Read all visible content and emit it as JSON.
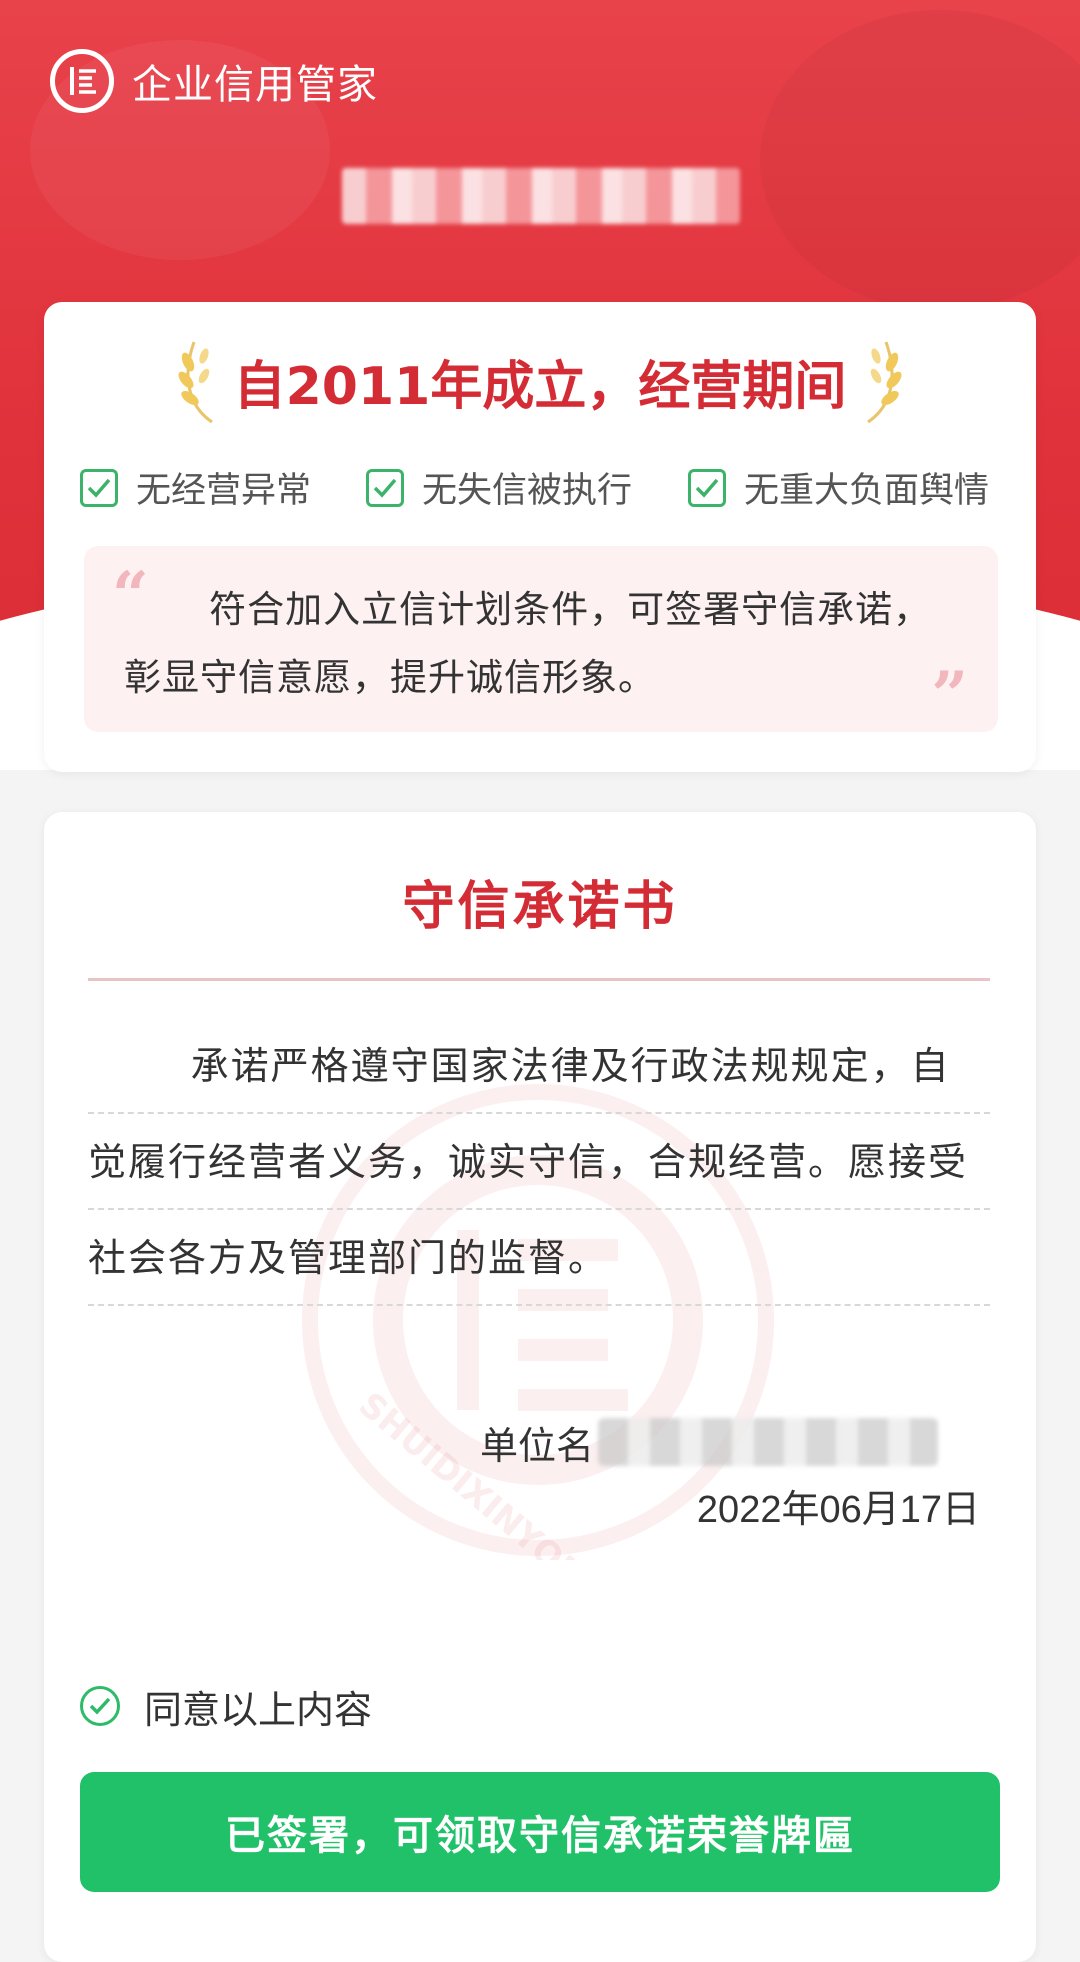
{
  "header": {
    "app_name": "企业信用管家",
    "logo_icon": "credit-logo-icon"
  },
  "summary": {
    "established_title": "自2011年成立，经营期间",
    "checks": [
      {
        "label": "无经营异常"
      },
      {
        "label": "无失信被执行"
      },
      {
        "label": "无重大负面舆情"
      }
    ],
    "quote_text": "符合加入立信计划条件，可签署守信承诺，彰显守信意愿，提升诚信形象。",
    "quote_open": "“",
    "quote_close": "”"
  },
  "letter": {
    "title": "守信承诺书",
    "body": "承诺严格遵守国家法律及行政法规规定，自觉履行经营者义务，诚实守信，合规经营。愿接受社会各方及管理部门的监督。",
    "unit_label": "单位名",
    "date": "2022年06月17日",
    "watermark_text": "SHUIDIXINYONG"
  },
  "footer": {
    "agree_label": "同意以上内容",
    "button_label": "已签署，可领取守信承诺荣誉牌匾"
  },
  "colors": {
    "brand_red": "#e0323b",
    "title_red": "#d42c35",
    "check_green": "#3cb36a",
    "button_green": "#21c16a"
  }
}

┄┄┄┄┄┄┄┄┄┄

Every entry above is to be set down exactly; the pictures are to be left out.

Read all visible content and emit it as JSON.
{
  "header": {
    "app_name": "企业信用管家",
    "logo_icon": "credit-logo-icon"
  },
  "summary": {
    "established_title": "自2011年成立，经营期间",
    "checks": [
      {
        "label": "无经营异常"
      },
      {
        "label": "无失信被执行"
      },
      {
        "label": "无重大负面舆情"
      }
    ],
    "quote_text": "符合加入立信计划条件，可签署守信承诺，彰显守信意愿，提升诚信形象。",
    "quote_open": "“",
    "quote_close": "”"
  },
  "letter": {
    "title": "守信承诺书",
    "body": "承诺严格遵守国家法律及行政法规规定，自觉履行经营者义务，诚实守信，合规经营。愿接受社会各方及管理部门的监督。",
    "unit_label": "单位名",
    "date": "2022年06月17日",
    "watermark_text": "SHUIDIXINYONG"
  },
  "footer": {
    "agree_label": "同意以上内容",
    "button_label": "已签署，可领取守信承诺荣誉牌匾"
  },
  "colors": {
    "brand_red": "#e0323b",
    "title_red": "#d42c35",
    "check_green": "#3cb36a",
    "button_green": "#21c16a"
  }
}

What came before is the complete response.